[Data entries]
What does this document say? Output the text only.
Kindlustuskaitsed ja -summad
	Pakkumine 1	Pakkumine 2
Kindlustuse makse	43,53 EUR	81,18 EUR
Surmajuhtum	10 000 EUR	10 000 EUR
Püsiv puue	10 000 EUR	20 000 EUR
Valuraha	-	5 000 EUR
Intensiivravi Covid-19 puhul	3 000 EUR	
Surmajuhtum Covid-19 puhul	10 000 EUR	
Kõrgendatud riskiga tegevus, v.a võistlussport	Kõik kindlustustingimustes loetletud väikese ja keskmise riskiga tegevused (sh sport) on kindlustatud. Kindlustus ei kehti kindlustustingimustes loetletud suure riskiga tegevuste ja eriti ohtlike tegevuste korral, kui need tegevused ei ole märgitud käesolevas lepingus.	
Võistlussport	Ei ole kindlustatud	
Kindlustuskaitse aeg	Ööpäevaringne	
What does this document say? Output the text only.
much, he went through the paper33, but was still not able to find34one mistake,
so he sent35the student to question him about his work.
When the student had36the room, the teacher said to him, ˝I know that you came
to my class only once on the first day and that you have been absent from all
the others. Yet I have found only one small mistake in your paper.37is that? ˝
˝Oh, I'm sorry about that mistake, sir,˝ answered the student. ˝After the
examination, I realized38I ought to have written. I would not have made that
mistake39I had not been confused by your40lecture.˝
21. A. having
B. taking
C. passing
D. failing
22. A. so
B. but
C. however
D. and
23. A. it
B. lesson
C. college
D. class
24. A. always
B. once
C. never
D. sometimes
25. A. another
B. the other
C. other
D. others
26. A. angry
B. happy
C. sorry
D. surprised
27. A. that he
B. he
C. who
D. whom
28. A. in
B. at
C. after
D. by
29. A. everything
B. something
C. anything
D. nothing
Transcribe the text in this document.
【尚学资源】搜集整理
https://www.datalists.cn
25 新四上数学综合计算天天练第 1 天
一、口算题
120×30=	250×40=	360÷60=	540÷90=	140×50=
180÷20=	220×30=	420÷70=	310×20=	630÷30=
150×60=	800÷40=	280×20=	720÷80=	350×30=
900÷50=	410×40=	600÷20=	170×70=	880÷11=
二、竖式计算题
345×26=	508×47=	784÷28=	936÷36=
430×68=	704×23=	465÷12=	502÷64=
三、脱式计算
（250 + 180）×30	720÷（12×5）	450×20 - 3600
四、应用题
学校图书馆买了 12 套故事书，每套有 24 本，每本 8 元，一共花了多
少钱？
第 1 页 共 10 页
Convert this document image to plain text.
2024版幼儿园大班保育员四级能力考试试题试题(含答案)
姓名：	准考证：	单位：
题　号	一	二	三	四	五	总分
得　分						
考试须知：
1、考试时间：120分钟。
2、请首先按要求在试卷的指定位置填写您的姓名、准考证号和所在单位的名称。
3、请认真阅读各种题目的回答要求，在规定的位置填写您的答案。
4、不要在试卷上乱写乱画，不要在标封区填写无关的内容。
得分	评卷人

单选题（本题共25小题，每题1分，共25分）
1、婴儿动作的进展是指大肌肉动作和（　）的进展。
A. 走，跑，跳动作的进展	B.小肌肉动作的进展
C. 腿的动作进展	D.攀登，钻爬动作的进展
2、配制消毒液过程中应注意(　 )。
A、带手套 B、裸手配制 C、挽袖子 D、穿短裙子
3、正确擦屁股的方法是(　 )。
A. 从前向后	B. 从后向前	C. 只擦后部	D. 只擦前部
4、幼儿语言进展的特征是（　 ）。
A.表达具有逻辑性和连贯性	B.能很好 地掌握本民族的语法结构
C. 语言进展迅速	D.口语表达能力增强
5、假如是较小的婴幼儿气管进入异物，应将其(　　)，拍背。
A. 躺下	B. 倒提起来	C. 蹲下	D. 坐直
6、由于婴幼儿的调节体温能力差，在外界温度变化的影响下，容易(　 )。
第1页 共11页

• [Problem description] Copy out each line of the records that holds the string "sorry".

• [Result of the exercise]
˝Oh, I'm sorry about that mistake, sir,˝ answered the student. ˝After the
C. sorry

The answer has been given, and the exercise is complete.